**What to work on:**
Write out the whole listing word for word.

**Supplied records:**

— start —

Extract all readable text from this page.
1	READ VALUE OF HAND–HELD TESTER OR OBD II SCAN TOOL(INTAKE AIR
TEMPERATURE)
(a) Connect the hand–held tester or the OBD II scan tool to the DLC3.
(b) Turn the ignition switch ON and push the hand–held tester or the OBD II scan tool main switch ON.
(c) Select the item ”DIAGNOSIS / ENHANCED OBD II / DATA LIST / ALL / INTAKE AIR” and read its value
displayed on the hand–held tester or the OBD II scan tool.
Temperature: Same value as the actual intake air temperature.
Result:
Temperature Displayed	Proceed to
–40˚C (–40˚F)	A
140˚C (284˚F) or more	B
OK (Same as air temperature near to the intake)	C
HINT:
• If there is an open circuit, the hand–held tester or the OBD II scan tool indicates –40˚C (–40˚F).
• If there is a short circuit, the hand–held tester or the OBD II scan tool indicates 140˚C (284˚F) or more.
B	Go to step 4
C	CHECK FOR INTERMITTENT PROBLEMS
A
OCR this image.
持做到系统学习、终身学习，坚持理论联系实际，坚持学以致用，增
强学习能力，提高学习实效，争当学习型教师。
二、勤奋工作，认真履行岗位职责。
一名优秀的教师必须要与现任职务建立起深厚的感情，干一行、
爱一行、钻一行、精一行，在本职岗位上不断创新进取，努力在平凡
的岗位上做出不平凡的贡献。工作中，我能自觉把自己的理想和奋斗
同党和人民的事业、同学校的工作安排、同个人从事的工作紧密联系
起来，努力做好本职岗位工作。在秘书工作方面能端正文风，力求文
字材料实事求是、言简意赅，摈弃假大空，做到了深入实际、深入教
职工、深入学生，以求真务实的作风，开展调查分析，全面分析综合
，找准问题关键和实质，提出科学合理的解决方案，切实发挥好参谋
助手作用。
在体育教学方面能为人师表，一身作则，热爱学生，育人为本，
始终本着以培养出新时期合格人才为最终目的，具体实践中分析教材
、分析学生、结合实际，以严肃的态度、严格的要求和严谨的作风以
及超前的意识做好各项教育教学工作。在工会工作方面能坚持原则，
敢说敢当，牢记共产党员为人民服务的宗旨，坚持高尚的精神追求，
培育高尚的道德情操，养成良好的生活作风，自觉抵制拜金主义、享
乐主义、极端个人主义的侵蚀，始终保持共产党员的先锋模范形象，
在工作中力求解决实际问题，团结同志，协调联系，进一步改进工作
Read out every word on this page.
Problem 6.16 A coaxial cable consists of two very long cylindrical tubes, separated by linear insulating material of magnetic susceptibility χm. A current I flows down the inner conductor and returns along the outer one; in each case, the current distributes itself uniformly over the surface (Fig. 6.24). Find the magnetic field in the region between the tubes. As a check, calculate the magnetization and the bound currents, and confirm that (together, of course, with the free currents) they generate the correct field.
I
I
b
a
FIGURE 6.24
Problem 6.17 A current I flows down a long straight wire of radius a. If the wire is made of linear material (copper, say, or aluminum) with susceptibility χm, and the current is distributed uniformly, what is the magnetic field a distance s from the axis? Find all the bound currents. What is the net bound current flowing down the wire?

— end —

**Result:**
Extract all readable text from this page.
1	READ VALUE OF HAND–HELD TESTER OR OBD II SCAN TOOL(INTAKE AIR
TEMPERATURE)
(a) Connect the hand–held tester or the OBD II scan tool to the DLC3.
(b) Turn the ignition switch ON and push the hand–held tester or the OBD II scan tool main switch ON.
(c) Select the item ”DIAGNOSIS / ENHANCED OBD II / DATA LIST / ALL / INTAKE AIR” and read its value
displayed on the hand–held tester or the OBD II scan tool.
Temperature: Same value as the actual intake air temperature.
Result:
Temperature Displayed	Proceed to
–40˚C (–40˚F)	A
140˚C (284˚F) or more	B
OK (Same as air temperature near to the intake)	C
HINT:
• If there is an open circuit, the hand–held tester or the OBD II scan tool indicates –40˚C (–40˚F).
• If there is a short circuit, the hand–held tester or the OBD II scan tool indicates 140˚C (284˚F) or more.
B	Go to step 4
C	CHECK FOR INTERMITTENT PROBLEMS
A
OCR this image.
持做到系统学习、终身学习，坚持理论联系实际，坚持学以致用，增
强学习能力，提高学习实效，争当学习型教师。
二、勤奋工作，认真履行岗位职责。
一名优秀的教师必须要与现任职务建立起深厚的感情，干一行、
爱一行、钻一行、精一行，在本职岗位上不断创新进取，努力在平凡
的岗位上做出不平凡的贡献。工作中，我能自觉把自己的理想和奋斗
同党和人民的事业、同学校的工作安排、同个人从事的工作紧密联系
起来，努力做好本职岗位工作。在秘书工作方面能端正文风，力求文
字材料实事求是、言简意赅，摈弃假大空，做到了深入实际、深入教
职工、深入学生，以求真务实的作风，开展调查分析，全面分析综合
，找准问题关键和实质，提出科学合理的解决方案，切实发挥好参谋
助手作用。
在体育教学方面能为人师表，一身作则，热爱学生，育人为本，
始终本着以培养出新时期合格人才为最终目的，具体实践中分析教材
、分析学生、结合实际，以严肃的态度、严格的要求和严谨的作风以
及超前的意识做好各项教育教学工作。在工会工作方面能坚持原则，
敢说敢当，牢记共产党员为人民服务的宗旨，坚持高尚的精神追求，
培育高尚的道德情操，养成良好的生活作风，自觉抵制拜金主义、享
乐主义、极端个人主义的侵蚀，始终保持共产党员的先锋模范形象，
在工作中力求解决实际问题，团结同志，协调联系，进一步改进工作
Read out every word on this page.
Problem 6.16 A coaxial cable consists of two very long cylindrical tubes, separated by linear insulating material of magnetic susceptibility χm. A current I flows down the inner conductor and returns along the outer one; in each case, the current distributes itself uniformly over the surface (Fig. 6.24). Find the magnetic field in the region between the tubes. As a check, calculate the magnetization and the bound currents, and confirm that (together, of course, with the free currents) they generate the correct field.
I
I
b
a
FIGURE 6.24
Problem 6.17 A current I flows down a long straight wire of radius a. If the wire is made of linear material (copper, say, or aluminum) with susceptibility χm, and the current is distributed uniformly, what is the magnetic field a distance s from the axis? Find all the bound currents. What is the net bound current flowing down the wire?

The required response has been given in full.